§ Written task: Calculate how many lines in the following records hold the word "text", and report that number without comment.

§ Input for this task:
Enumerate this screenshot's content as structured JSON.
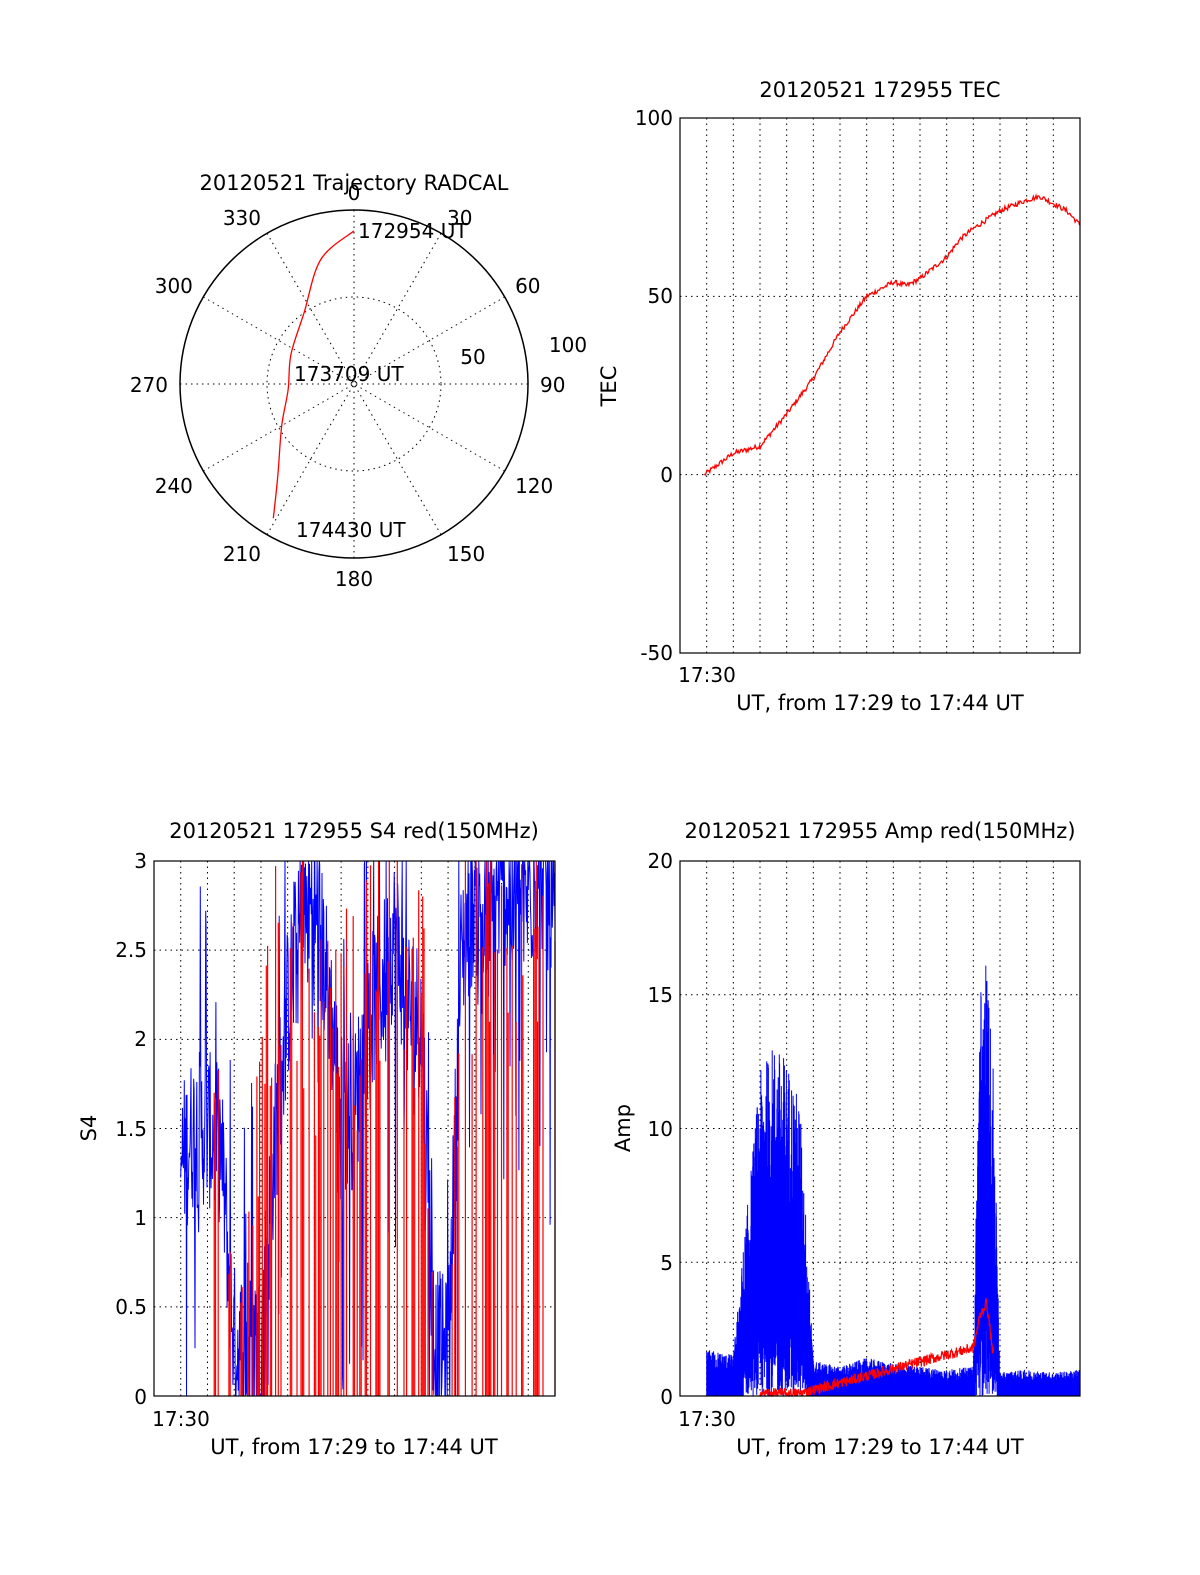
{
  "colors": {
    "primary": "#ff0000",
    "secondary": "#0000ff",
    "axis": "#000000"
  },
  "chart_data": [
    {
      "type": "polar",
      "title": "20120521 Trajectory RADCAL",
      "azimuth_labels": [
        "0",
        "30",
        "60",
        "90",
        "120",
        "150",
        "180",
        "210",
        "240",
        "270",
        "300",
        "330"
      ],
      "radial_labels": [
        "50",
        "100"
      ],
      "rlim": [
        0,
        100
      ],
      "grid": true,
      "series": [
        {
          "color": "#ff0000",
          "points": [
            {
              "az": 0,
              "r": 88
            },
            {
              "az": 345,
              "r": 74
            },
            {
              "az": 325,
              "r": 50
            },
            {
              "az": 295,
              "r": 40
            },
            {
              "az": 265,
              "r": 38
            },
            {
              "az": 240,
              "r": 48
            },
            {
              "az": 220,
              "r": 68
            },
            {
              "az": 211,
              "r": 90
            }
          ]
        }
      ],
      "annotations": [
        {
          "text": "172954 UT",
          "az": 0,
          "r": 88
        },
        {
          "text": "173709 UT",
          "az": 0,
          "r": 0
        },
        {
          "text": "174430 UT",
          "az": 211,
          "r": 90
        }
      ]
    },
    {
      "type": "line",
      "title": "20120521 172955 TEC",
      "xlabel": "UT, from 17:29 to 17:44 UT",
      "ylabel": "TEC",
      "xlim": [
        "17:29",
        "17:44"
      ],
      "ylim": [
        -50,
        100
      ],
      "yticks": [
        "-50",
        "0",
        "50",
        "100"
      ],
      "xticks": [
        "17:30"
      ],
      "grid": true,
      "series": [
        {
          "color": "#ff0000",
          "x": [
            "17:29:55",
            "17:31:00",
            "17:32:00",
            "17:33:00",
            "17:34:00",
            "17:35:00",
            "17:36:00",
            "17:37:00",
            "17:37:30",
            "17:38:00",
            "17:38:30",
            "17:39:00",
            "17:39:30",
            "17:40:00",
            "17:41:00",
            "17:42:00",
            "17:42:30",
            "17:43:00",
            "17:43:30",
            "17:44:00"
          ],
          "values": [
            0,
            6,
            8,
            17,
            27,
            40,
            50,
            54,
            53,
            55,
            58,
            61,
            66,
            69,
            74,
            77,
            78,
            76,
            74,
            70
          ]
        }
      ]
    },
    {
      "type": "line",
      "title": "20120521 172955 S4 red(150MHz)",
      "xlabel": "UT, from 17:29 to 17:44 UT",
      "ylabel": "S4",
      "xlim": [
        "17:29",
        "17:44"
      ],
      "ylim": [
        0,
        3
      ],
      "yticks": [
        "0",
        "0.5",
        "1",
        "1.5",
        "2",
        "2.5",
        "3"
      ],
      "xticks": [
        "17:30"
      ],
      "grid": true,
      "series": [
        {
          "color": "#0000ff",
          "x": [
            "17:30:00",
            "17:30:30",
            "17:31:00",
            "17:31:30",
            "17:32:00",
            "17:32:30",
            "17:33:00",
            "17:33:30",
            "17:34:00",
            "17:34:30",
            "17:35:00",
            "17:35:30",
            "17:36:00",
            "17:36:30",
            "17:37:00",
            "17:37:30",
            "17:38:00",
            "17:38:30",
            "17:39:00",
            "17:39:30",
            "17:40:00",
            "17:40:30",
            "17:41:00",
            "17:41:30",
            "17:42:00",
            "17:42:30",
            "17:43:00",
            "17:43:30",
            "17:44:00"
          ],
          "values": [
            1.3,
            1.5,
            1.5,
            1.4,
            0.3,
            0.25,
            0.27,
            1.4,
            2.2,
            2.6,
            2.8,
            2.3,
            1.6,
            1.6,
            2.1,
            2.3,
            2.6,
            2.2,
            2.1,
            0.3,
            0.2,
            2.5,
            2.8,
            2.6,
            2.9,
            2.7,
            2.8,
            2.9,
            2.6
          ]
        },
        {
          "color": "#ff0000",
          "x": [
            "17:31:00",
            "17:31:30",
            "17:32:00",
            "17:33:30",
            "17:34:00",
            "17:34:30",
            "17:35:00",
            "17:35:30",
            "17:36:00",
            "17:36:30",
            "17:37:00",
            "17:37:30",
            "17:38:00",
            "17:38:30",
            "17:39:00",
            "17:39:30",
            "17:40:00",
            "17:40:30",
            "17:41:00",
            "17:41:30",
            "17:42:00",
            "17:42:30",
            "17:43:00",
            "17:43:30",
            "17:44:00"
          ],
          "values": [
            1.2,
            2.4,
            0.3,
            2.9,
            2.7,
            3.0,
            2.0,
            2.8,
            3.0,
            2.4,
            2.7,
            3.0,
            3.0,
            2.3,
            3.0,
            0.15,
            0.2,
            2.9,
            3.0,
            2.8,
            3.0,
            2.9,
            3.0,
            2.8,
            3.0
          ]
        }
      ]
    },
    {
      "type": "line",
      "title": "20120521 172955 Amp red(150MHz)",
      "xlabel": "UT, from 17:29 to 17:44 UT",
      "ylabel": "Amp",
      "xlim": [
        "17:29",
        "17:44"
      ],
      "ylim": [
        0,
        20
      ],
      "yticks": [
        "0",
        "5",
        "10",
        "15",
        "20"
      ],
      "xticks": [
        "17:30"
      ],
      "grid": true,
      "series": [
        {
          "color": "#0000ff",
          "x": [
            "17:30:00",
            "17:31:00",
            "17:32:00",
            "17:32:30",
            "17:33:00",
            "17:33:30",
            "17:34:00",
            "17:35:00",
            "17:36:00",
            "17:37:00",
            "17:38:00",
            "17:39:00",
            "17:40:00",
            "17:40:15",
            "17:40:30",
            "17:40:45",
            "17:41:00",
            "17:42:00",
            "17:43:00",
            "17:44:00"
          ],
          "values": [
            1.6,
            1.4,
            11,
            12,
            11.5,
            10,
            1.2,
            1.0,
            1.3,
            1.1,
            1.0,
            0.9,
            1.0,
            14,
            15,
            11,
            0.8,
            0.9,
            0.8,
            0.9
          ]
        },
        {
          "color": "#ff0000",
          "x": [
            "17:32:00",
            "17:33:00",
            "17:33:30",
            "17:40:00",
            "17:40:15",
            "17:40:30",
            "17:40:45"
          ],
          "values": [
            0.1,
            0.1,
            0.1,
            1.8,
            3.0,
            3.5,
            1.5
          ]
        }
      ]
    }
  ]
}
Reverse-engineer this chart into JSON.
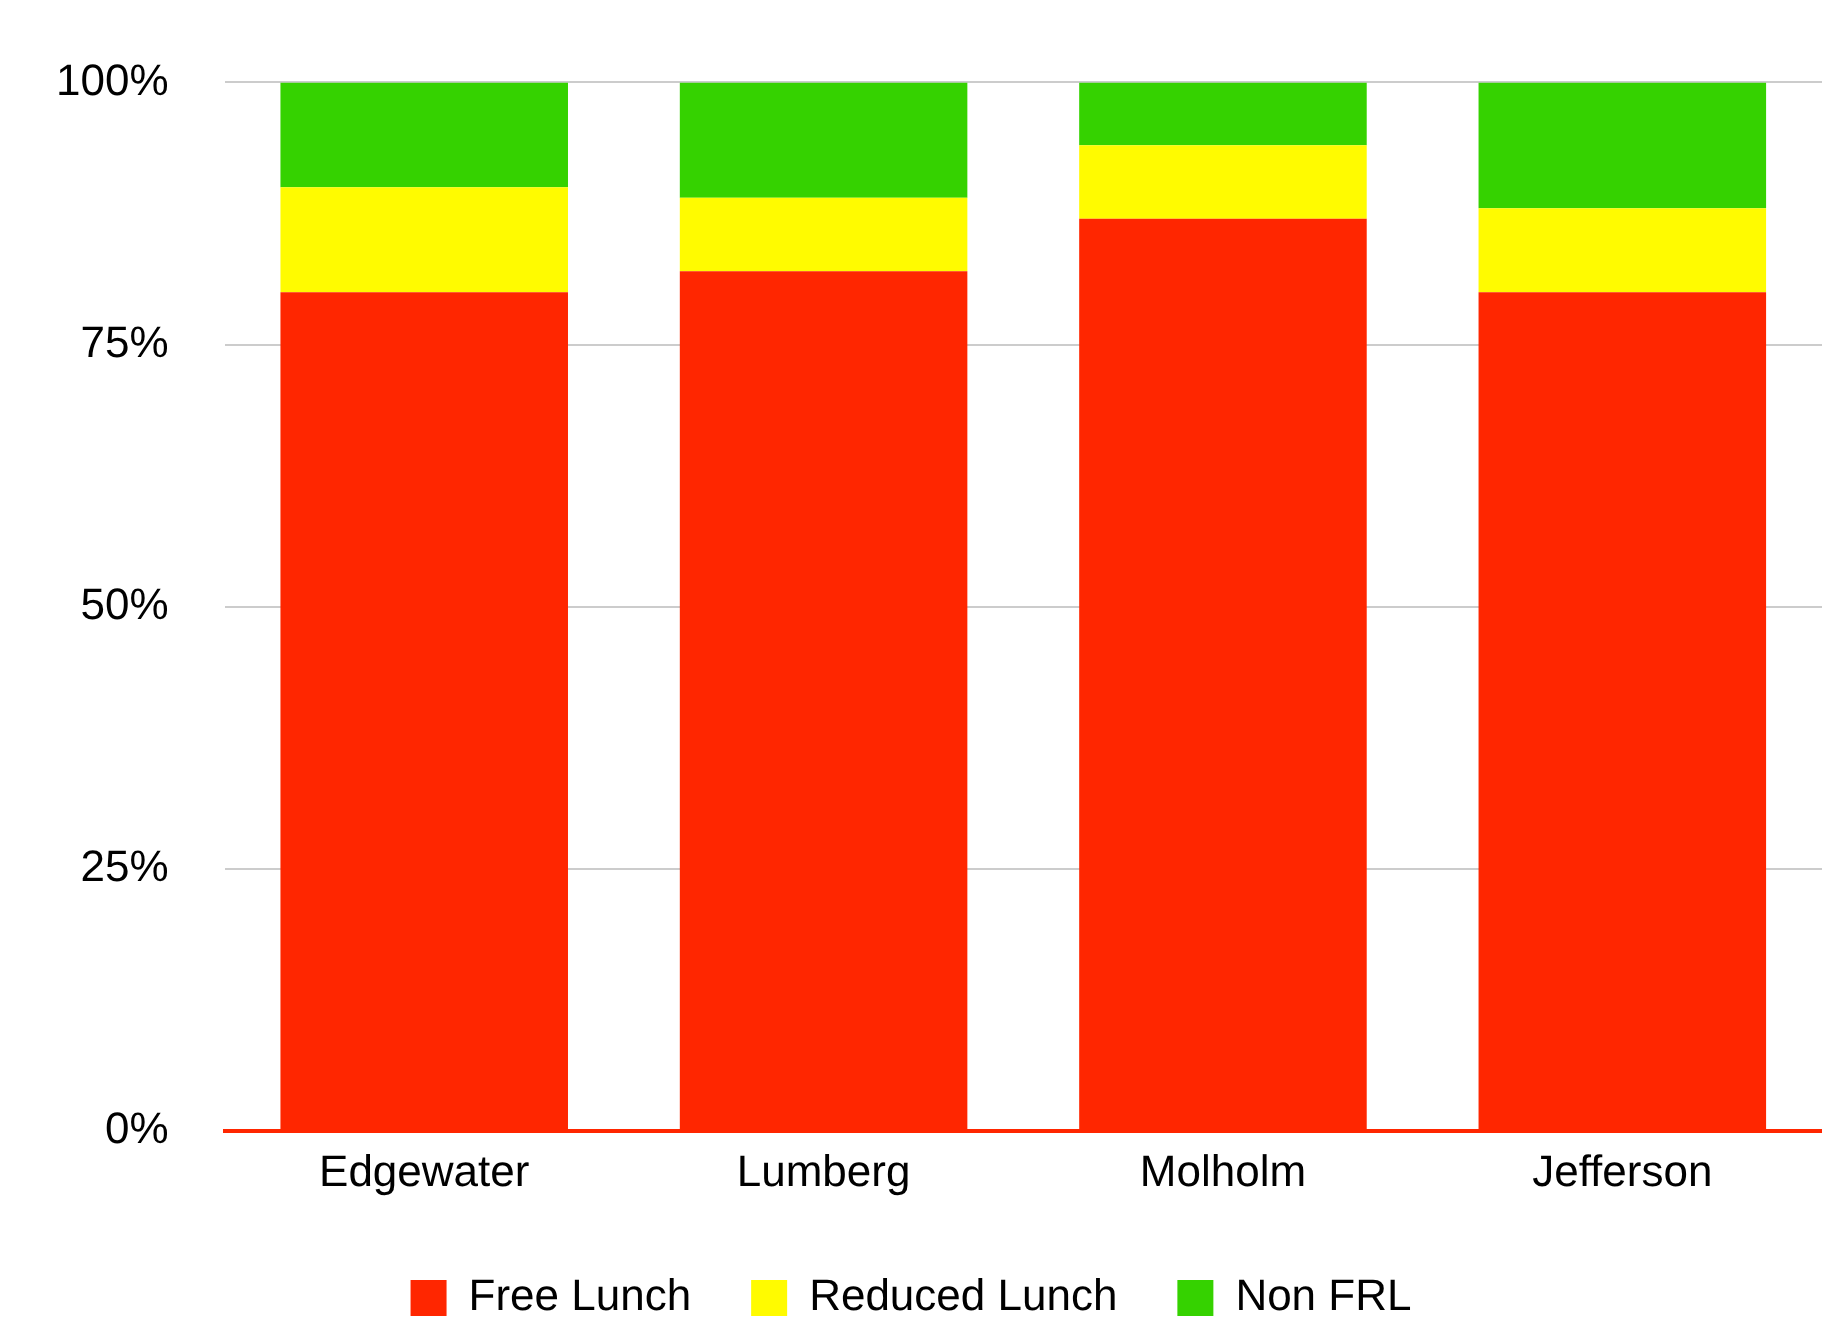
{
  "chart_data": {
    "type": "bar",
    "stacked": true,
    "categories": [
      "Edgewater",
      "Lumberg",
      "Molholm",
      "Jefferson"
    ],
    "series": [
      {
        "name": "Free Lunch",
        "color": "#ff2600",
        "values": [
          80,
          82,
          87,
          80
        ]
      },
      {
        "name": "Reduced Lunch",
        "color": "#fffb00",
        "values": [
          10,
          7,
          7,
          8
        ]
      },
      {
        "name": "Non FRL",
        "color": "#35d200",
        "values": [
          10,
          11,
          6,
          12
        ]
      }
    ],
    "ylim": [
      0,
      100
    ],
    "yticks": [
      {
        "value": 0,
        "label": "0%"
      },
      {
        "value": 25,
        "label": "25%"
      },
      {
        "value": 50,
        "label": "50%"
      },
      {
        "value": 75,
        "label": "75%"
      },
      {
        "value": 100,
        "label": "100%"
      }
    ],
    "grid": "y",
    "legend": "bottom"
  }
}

§ Task solution: 3